» AIM
Scan the listing below and copy every line holding "Villacarriedo".

═════ RECORDS TO USE

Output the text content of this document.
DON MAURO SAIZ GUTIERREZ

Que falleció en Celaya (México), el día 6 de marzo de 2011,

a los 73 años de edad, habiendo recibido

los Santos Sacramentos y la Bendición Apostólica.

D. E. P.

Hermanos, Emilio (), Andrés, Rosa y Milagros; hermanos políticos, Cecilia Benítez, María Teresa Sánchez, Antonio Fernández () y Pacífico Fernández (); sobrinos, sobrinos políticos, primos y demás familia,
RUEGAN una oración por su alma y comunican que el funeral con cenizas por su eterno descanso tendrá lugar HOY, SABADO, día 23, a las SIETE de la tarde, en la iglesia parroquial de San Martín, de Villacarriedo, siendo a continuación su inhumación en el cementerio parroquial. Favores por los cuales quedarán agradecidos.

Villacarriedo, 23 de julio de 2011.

══════════

» OUTPUT OF THE TASK
RUEGAN una oración por su alma y comunican que el funeral con cenizas por su eterno descanso tendrá lugar HOY, SABADO, día 23, a las SIETE de la tarde, en la iglesia parroquial de San Martín, de Villacarriedo, siendo a continuación su inhumación en el cementerio parroquial. Favores por los cuales quedarán agradecidos.
Villacarriedo, 23 de julio de 2011.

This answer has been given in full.